**** Provided data
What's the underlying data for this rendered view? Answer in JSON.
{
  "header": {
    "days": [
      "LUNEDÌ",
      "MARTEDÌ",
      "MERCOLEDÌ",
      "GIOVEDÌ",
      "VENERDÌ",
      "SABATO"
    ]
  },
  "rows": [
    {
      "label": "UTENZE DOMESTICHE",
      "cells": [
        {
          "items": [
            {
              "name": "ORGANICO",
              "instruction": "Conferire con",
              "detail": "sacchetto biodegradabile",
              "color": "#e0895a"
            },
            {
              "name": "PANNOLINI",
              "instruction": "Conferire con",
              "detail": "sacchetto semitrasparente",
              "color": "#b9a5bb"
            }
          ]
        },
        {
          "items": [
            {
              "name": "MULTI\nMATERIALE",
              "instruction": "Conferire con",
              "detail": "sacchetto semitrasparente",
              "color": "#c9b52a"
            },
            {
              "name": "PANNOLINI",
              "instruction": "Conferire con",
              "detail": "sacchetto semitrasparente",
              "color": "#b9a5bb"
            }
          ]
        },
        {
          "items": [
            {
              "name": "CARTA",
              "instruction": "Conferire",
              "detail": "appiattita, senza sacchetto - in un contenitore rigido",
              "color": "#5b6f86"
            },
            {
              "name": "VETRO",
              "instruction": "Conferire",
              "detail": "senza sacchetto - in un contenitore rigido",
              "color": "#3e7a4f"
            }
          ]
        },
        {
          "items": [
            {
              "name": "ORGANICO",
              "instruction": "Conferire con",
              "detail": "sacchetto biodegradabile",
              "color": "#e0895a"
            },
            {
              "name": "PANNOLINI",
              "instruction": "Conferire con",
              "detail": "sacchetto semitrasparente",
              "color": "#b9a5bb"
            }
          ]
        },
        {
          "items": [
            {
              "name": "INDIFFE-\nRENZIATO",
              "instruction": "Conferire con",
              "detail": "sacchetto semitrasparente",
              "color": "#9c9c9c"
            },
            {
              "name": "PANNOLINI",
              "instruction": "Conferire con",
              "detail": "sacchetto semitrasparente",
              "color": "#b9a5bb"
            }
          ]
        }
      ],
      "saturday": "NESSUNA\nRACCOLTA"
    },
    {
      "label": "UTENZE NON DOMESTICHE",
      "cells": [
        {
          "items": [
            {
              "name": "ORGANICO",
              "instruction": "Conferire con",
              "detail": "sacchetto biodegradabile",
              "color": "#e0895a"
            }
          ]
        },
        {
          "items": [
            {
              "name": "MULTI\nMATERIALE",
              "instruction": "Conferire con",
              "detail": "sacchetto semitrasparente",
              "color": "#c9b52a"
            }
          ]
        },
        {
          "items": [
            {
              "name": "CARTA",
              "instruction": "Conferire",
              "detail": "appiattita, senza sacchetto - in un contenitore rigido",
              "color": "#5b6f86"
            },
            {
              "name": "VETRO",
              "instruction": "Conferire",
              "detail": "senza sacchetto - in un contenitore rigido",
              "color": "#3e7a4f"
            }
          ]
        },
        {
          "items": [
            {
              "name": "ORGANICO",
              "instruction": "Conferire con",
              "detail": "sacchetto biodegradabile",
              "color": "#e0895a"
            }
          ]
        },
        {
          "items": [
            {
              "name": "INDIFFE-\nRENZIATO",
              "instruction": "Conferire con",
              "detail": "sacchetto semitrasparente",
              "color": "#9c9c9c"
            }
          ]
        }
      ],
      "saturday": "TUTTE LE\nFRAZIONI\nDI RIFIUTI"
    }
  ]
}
********
# Problem statement
The records above should be duplicated in full, exactly as given.

# Solved problem
What's the underlying data for this rendered view? Answer in JSON.
{
  "header": {
    "days": [
      "LUNEDÌ",
      "MARTEDÌ",
      "MERCOLEDÌ",
      "GIOVEDÌ",
      "VENERDÌ",
      "SABATO"
    ]
  },
  "rows": [
    {
      "label": "UTENZE DOMESTICHE",
      "cells": [
        {
          "items": [
            {
              "name": "ORGANICO",
              "instruction": "Conferire con",
              "detail": "sacchetto biodegradabile",
              "color": "#e0895a"
            },
            {
              "name": "PANNOLINI",
              "instruction": "Conferire con",
              "detail": "sacchetto semitrasparente",
              "color": "#b9a5bb"
            }
          ]
        },
        {
          "items": [
            {
              "name": "MULTI\nMATERIALE",
              "instruction": "Conferire con",
              "detail": "sacchetto semitrasparente",
              "color": "#c9b52a"
            },
            {
              "name": "PANNOLINI",
              "instruction": "Conferire con",
              "detail": "sacchetto semitrasparente",
              "color": "#b9a5bb"
            }
          ]
        },
        {
          "items": [
            {
              "name": "CARTA",
              "instruction": "Conferire",
              "detail": "appiattita, senza sacchetto - in un contenitore rigido",
              "color": "#5b6f86"
            },
            {
              "name": "VETRO",
              "instruction": "Conferire",
              "detail": "senza sacchetto - in un contenitore rigido",
              "color": "#3e7a4f"
            }
          ]
        },
        {
          "items": [
            {
              "name": "ORGANICO",
              "instruction": "Conferire con",
              "detail": "sacchetto biodegradabile",
              "color": "#e0895a"
            },
            {
              "name": "PANNOLINI",
              "instruction": "Conferire con",
              "detail": "sacchetto semitrasparente",
              "color": "#b9a5bb"
            }
          ]
        },
        {
          "items": [
            {
              "name": "INDIFFE-\nRENZIATO",
              "instruction": "Conferire con",
              "detail": "sacchetto semitrasparente",
              "color": "#9c9c9c"
            },
            {
              "name": "PANNOLINI",
              "instruction": "Conferire con",
              "detail": "sacchetto semitrasparente",
              "color": "#b9a5bb"
            }
          ]
        }
      ],
      "saturday": "NESSUNA\nRACCOLTA"
    },
    {
      "label": "UTENZE NON DOMESTICHE",
      "cells": [
        {
          "items": [
            {
              "name": "ORGANICO",
              "instruction": "Conferire con",
              "detail": "sacchetto biodegradabile",
              "color": "#e0895a"
            }
          ]
        },
        {
          "items": [
            {
              "name": "MULTI\nMATERIALE",
              "instruction": "Conferire con",
              "detail": "sacchetto semitrasparente",
              "color": "#c9b52a"
            }
          ]
        },
        {
          "items": [
            {
              "name": "CARTA",
              "instruction": "Conferire",
              "detail": "appiattita, senza sacchetto - in un contenitore rigido",
              "color": "#5b6f86"
            },
            {
              "name": "VETRO",
              "instruction": "Conferire",
              "detail": "senza sacchetto - in un contenitore rigido",
              "color": "#3e7a4f"
            }
          ]
        },
        {
          "items": [
            {
              "name": "ORGANICO",
              "instruction": "Conferire con",
              "detail": "sacchetto biodegradabile",
              "color": "#e0895a"
            }
          ]
        },
        {
          "items": [
            {
              "name": "INDIFFE-\nRENZIATO",
              "instruction": "Conferire con",
              "detail": "sacchetto semitrasparente",
              "color": "#9c9c9c"
            }
          ]
        }
      ],
      "saturday": "TUTTE LE\nFRAZIONI\nDI RIFIUTI"
    }
  ]
}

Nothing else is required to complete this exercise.